What is being asked:
The answer must be every line of the records below that holds the word "this".

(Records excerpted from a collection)
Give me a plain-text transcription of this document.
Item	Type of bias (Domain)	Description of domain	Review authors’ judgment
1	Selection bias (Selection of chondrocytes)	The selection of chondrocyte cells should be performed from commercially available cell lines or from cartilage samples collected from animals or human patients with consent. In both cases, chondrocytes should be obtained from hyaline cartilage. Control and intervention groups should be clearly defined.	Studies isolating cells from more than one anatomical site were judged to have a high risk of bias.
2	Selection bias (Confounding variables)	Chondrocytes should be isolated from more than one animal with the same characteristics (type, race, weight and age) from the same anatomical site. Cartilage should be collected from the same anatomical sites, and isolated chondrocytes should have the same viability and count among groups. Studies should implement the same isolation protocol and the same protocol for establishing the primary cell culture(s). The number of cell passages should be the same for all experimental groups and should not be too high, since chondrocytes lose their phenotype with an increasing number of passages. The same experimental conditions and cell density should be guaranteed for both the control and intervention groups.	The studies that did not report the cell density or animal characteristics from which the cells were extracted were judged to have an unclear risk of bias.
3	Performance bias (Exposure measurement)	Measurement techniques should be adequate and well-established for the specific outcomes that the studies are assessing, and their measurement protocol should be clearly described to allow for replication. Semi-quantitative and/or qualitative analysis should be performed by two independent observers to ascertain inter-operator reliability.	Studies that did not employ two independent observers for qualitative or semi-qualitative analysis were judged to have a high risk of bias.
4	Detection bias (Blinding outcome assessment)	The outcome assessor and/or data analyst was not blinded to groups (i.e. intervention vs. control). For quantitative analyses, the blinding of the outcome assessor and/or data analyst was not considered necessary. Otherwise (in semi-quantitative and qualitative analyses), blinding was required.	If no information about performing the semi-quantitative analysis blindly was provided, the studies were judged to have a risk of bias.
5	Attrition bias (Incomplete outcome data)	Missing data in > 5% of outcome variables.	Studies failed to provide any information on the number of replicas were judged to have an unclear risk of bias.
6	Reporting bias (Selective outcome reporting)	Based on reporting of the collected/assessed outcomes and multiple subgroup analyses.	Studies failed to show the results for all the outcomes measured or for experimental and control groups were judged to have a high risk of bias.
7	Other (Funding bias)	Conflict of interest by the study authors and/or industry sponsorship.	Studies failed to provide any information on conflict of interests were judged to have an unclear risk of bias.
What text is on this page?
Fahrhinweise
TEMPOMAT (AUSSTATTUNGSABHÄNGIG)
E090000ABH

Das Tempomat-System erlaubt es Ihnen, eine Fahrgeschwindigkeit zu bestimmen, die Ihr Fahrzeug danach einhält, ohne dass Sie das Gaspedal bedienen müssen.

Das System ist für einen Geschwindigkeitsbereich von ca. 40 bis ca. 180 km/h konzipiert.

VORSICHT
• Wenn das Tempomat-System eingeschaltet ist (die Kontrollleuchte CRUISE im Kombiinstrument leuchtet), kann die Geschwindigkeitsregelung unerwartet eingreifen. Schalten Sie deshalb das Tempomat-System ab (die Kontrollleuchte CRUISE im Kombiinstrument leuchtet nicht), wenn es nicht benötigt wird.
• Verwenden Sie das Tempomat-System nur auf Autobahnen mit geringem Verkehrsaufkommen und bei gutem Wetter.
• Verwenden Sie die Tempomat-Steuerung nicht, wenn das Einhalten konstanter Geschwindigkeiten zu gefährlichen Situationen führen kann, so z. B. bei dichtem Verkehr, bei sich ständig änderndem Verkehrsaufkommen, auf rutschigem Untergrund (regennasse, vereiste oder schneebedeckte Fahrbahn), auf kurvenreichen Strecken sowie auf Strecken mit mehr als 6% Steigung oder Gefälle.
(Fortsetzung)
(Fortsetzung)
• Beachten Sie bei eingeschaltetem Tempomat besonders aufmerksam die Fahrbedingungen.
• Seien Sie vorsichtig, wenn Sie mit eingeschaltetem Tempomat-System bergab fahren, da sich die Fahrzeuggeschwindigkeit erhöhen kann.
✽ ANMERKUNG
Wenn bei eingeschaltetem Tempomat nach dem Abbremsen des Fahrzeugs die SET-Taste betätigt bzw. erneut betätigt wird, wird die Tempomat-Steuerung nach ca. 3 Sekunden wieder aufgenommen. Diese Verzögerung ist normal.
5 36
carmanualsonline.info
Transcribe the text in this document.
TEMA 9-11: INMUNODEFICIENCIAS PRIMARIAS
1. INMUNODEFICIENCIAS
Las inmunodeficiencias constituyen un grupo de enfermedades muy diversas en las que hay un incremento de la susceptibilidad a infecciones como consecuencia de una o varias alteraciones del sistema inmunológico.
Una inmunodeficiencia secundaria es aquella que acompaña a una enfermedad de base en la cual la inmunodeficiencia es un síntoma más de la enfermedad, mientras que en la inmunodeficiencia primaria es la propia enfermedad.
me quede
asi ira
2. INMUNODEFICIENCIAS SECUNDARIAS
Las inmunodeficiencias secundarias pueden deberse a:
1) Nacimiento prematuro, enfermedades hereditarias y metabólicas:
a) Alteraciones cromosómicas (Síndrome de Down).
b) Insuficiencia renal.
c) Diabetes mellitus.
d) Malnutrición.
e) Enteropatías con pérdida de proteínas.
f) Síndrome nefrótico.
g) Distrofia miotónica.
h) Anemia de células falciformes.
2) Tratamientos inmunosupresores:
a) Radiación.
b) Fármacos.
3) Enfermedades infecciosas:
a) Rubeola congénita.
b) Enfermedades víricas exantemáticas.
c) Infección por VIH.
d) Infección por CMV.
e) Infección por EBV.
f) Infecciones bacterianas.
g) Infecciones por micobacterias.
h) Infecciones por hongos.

Response area:
Give me a plain-text transcription of this document.
What text is on this page?
Transcribe the text in this document.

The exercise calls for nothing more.